Install the Cilium CLI and Hubble CLI

# Cilium CLI
CILIUM_CLI_VERSION=$(curl -s https://raw.githubusercontent.com/cilium/cilium-cli/main/stable.txt)
curl -L --remote-name "https://github.com/cilium/cilium-cli/releases/download/${CILIUM_CLI_VERSION}/cilium-linux-amd64.tar.gz"
sudo tar xzvf cilium-linux-amd64.tar.gz -C /usr/local/bin
rm cilium-linux-amd64.tar.gz

# Hubble CLI
HUBBLE_VERSION=$(curl -s https://raw.githubusercontent.com/cilium/hubble/master/stable.txt)
curl -L --remote-name "https://github.com/cilium/hubble/releases/download/${HUBBLE_VERSION}/hubble-linux-amd64.tar.gz"
sudo tar xzvf hubble-linux-amd64.tar.gz -C /usr/local/bin
rm hubble-linux-amd64.tar.gz

Hubble Network Observability

# Port-forward the Hubble Relay
cilium hubble port-forward &

# Observe all flows in real time
hubble observe --follow

# Filter flows by namespace
hubble observe --namespace production --follow

# Filter by verdict (dropped traffic)

■ Dataset extract
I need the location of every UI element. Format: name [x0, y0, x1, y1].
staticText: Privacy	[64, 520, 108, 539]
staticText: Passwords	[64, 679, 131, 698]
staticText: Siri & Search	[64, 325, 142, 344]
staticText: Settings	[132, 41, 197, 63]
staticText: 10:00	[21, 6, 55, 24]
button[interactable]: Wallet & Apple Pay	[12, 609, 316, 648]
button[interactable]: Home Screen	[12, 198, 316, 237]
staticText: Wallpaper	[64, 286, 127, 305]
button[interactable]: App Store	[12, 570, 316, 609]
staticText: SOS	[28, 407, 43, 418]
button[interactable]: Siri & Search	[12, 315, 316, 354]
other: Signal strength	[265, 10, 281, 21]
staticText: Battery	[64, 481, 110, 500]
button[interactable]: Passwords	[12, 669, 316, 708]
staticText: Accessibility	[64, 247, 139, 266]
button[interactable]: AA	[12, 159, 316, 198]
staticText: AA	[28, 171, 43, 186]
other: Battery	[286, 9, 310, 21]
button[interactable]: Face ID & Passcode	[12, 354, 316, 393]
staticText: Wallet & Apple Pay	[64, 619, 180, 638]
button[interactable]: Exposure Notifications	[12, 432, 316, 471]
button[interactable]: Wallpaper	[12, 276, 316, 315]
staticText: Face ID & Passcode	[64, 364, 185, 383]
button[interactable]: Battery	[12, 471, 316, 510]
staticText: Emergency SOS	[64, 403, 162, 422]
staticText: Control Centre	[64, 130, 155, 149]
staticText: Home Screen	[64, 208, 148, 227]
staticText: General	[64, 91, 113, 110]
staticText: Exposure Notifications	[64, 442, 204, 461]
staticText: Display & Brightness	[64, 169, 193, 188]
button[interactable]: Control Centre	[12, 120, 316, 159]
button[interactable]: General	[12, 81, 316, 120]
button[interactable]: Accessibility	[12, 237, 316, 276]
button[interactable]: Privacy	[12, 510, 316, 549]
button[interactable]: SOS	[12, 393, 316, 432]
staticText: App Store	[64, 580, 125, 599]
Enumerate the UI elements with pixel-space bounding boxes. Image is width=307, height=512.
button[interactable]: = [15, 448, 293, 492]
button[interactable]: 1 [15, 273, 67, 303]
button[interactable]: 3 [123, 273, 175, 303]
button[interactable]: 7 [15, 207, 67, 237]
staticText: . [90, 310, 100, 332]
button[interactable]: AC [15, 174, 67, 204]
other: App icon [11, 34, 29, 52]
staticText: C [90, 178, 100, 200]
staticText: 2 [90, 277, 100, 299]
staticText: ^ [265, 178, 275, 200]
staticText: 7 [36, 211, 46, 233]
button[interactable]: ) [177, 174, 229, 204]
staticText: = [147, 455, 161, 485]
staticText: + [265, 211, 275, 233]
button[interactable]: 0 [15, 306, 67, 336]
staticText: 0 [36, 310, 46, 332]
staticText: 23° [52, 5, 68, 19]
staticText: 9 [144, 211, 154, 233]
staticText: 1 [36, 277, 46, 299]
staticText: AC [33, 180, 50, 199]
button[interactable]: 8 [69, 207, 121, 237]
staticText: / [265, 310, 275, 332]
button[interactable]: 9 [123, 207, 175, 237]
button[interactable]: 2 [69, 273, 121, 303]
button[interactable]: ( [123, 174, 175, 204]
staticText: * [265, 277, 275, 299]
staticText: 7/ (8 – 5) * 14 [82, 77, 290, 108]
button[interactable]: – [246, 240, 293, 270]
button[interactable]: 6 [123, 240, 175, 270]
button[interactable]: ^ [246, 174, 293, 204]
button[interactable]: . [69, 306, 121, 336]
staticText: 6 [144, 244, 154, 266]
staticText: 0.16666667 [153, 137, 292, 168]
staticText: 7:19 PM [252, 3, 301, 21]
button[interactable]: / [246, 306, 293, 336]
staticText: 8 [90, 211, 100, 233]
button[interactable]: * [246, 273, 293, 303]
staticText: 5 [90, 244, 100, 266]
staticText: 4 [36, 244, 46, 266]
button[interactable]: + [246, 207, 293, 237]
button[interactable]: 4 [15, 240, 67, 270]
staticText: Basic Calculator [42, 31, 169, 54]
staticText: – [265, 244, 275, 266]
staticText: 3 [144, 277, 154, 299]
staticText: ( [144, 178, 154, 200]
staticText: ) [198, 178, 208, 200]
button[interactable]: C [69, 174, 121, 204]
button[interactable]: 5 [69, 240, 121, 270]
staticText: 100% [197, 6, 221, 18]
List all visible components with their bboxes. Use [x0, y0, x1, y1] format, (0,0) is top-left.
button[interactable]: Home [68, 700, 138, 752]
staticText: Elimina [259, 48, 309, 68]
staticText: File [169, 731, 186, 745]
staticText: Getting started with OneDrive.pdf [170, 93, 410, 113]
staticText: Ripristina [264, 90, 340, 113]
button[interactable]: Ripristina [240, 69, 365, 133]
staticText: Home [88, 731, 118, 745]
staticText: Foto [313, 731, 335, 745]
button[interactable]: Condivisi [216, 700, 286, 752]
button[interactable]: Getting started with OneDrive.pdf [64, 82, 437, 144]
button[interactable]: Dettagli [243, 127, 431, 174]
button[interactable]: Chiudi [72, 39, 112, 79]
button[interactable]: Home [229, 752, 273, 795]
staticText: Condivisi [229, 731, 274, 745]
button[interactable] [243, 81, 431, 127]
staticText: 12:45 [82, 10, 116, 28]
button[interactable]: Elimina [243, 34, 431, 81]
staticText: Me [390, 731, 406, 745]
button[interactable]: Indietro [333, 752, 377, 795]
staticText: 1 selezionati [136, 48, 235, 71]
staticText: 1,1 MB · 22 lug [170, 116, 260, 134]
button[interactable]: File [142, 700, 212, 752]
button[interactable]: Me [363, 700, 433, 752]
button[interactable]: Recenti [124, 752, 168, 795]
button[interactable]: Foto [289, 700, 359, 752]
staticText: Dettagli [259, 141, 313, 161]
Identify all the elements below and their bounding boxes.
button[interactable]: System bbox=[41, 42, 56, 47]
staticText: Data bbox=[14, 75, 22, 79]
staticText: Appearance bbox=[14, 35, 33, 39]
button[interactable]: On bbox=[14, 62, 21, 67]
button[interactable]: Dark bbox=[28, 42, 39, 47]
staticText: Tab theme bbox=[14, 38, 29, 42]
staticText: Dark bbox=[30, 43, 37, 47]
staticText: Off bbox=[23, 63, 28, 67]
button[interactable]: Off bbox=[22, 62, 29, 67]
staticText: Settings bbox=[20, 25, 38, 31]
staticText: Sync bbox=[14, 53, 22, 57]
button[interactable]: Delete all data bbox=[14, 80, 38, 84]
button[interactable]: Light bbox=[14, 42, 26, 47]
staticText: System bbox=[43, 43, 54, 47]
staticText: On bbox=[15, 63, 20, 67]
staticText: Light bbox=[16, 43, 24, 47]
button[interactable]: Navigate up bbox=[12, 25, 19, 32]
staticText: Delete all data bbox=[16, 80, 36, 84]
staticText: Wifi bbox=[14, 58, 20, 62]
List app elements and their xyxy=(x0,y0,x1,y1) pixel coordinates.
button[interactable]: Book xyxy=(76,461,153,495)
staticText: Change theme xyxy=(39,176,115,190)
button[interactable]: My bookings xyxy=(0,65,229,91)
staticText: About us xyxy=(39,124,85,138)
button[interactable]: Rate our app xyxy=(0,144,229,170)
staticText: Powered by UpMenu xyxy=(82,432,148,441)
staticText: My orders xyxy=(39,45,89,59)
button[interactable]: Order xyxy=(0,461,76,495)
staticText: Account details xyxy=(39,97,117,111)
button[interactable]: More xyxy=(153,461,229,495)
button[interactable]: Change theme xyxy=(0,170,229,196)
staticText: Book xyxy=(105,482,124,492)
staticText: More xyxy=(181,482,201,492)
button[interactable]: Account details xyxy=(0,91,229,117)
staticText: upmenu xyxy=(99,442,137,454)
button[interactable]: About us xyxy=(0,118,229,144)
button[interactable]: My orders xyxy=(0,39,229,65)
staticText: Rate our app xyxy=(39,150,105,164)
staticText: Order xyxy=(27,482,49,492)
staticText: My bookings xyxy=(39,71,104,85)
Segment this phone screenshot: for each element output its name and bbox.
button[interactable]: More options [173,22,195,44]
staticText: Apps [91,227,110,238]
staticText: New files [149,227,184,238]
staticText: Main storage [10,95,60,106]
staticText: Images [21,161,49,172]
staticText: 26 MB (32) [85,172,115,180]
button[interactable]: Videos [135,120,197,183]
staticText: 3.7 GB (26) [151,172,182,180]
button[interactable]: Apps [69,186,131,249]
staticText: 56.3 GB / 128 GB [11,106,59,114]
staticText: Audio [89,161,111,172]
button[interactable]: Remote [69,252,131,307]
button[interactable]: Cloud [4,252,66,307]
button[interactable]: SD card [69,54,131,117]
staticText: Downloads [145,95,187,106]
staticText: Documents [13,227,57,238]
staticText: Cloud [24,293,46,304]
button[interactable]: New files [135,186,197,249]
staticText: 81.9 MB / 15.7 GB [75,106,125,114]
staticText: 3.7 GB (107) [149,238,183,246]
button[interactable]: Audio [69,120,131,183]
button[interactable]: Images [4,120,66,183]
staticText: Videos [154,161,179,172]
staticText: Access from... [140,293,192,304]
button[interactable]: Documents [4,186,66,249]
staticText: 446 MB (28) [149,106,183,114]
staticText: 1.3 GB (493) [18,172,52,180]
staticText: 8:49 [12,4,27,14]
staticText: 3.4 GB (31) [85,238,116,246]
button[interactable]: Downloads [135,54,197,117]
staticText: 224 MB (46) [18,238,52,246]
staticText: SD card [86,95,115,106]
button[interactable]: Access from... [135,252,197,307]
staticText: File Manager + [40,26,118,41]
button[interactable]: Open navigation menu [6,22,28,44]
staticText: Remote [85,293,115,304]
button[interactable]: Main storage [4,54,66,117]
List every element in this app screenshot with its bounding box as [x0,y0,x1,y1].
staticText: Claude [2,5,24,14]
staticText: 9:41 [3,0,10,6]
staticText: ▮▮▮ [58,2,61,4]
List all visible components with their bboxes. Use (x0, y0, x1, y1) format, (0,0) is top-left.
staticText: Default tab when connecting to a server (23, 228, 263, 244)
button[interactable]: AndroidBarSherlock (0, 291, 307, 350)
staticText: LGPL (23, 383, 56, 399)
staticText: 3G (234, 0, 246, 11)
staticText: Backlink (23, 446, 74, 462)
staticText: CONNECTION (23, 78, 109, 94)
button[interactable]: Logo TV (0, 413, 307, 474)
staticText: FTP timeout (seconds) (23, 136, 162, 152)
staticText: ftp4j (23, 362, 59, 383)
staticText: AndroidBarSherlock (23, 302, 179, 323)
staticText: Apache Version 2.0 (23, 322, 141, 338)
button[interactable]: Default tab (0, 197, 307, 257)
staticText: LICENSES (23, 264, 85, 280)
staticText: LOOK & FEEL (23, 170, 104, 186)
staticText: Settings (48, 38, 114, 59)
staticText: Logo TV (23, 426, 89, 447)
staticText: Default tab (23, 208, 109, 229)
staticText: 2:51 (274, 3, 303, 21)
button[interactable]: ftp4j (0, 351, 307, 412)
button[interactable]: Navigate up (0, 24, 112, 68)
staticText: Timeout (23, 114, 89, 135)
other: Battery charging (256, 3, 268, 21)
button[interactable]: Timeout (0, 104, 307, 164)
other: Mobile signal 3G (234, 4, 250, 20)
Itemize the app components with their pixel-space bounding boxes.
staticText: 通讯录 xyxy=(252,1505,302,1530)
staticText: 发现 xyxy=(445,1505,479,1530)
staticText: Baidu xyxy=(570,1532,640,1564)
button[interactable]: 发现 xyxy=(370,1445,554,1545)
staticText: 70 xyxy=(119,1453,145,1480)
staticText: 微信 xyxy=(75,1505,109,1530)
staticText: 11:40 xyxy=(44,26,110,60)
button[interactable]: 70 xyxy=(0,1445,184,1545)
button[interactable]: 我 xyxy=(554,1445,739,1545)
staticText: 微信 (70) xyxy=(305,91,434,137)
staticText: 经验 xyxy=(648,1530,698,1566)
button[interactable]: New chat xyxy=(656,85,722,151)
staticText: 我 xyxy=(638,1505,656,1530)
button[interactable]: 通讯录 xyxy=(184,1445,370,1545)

■ To-do list
1. Answer these questions from the Cilium and Hubble text.
(a) Into which directory are the downloaded archives extracted?
(b) What command port-forwards the Hubble Relay?
(c) Which namespace does the flow-filtering example use?
2. Copy the entries exactly, from their first line up to and including the line that contains "276, 316, 315]".
The entries are unrelated to the Cilium and Hubble text.

■ Responses per task
1.
(a) /usr/local/bin
(b) cilium hubble port-forward &
(c) production

2.
I need the location of every UI element. Format: name [x0, y0, x1, y1].
staticText: Privacy	[64, 520, 108, 539]
staticText: Passwords	[64, 679, 131, 698]
staticText: Siri & Search	[64, 325, 142, 344]
staticText: Settings	[132, 41, 197, 63]
staticText: 10:00	[21, 6, 55, 24]
button[interactable]: Wallet & Apple Pay	[12, 609, 316, 648]
button[interactable]: Home Screen	[12, 198, 316, 237]
staticText: Wallpaper	[64, 286, 127, 305]
button[interactable]: App Store	[12, 570, 316, 609]
staticText: SOS	[28, 407, 43, 418]
button[interactable]: Siri & Search	[12, 315, 316, 354]
other: Signal strength	[265, 10, 281, 21]
staticText: Battery	[64, 481, 110, 500]
button[interactable]: Passwords	[12, 669, 316, 708]
staticText: Accessibility	[64, 247, 139, 266]
button[interactable]: AA	[12, 159, 316, 198]
staticText: AA	[28, 171, 43, 186]
other: Battery	[286, 9, 310, 21]
button[interactable]: Face ID & Passcode	[12, 354, 316, 393]
staticText: Wallet & Apple Pay	[64, 619, 180, 638]
button[interactable]: Exposure Notifications	[12, 432, 316, 471]
button[interactable]: Wallpaper	[12, 276, 316, 315]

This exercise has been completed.